INPUT FOR THIS TASK:
-------------------------

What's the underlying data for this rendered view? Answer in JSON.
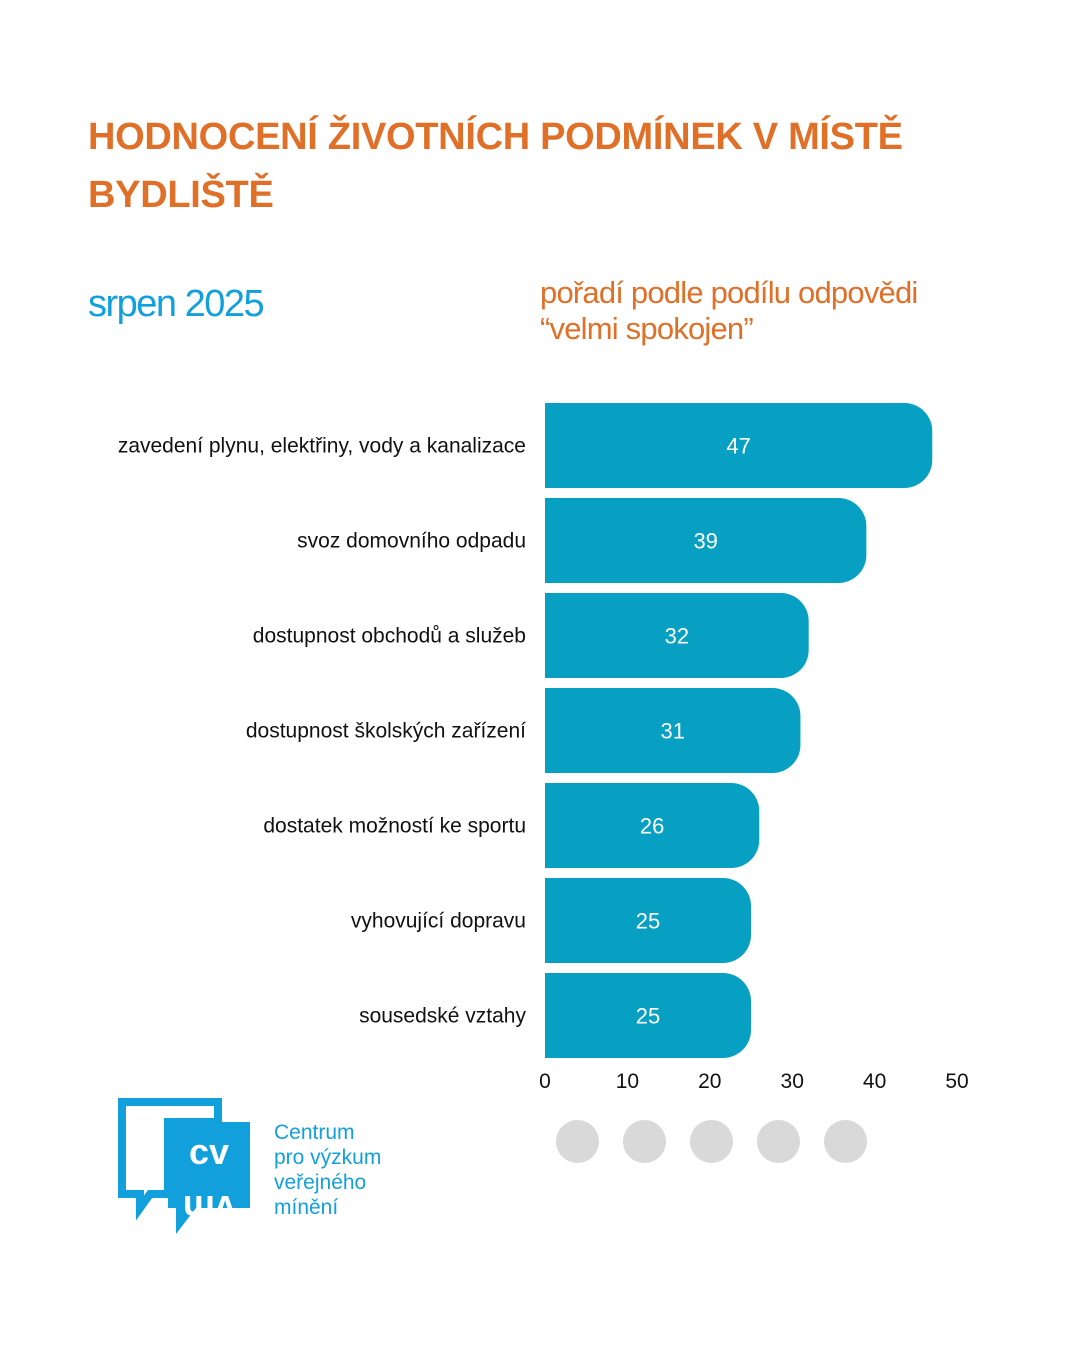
{
  "header": {
    "title": "HODNOCENÍ ŽIVOTNÍCH PODMÍNEK V MÍSTĚ BYDLIŠTĚ",
    "date": "srpen 2025",
    "subtitle_line1": "pořadí podle podílu odpovědi",
    "subtitle_line2": "“velmi spokojen”"
  },
  "colors": {
    "title": "#e07028",
    "accent_blue": "#12a0dd",
    "bar": "#07a0c3",
    "dot": "#d9d9d9"
  },
  "chart_data": {
    "type": "bar",
    "orientation": "horizontal",
    "title": "HODNOCENÍ ŽIVOTNÍCH PODMÍNEK V MÍSTĚ BYDLIŠTĚ",
    "subtitle": "pořadí podle podílu odpovědi “velmi spokojen”",
    "categories": [
      "zavedení plynu, elektřiny, vody a kanalizace",
      "svoz domovního odpadu",
      "dostupnost obchodů a služeb",
      "dostupnost školských zařízení",
      "dostatek možností ke sportu",
      "vyhovující dopravu",
      "sousedské vztahy"
    ],
    "values": [
      47,
      39,
      32,
      31,
      26,
      25,
      25
    ],
    "data_labels": [
      "47",
      "39",
      "32",
      "31",
      "26",
      "25",
      "25"
    ],
    "xlabel": "",
    "ylabel": "",
    "xlim": [
      0,
      50
    ],
    "xticks": [
      0,
      10,
      20,
      30,
      40,
      50
    ],
    "xtick_labels": [
      "0",
      "10",
      "20",
      "30",
      "40",
      "50"
    ],
    "grid": false,
    "legend": "none"
  },
  "footer": {
    "logo_mark": "cvvm",
    "logo_line1": "Centrum",
    "logo_line2": "pro výzkum",
    "logo_line3": "veřejného",
    "logo_line4": "mínění",
    "dot_count": 5
  }
}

-------------------------

WORK INSTRUCTIONS:
Reproduce every line of the listing above in which the string "velmi" appears.

WRITTEN SOLUTION:
    "subtitle_line2": "“velmi spokojen”"
    "subtitle": "pořadí podle podílu odpovědi “velmi spokojen”",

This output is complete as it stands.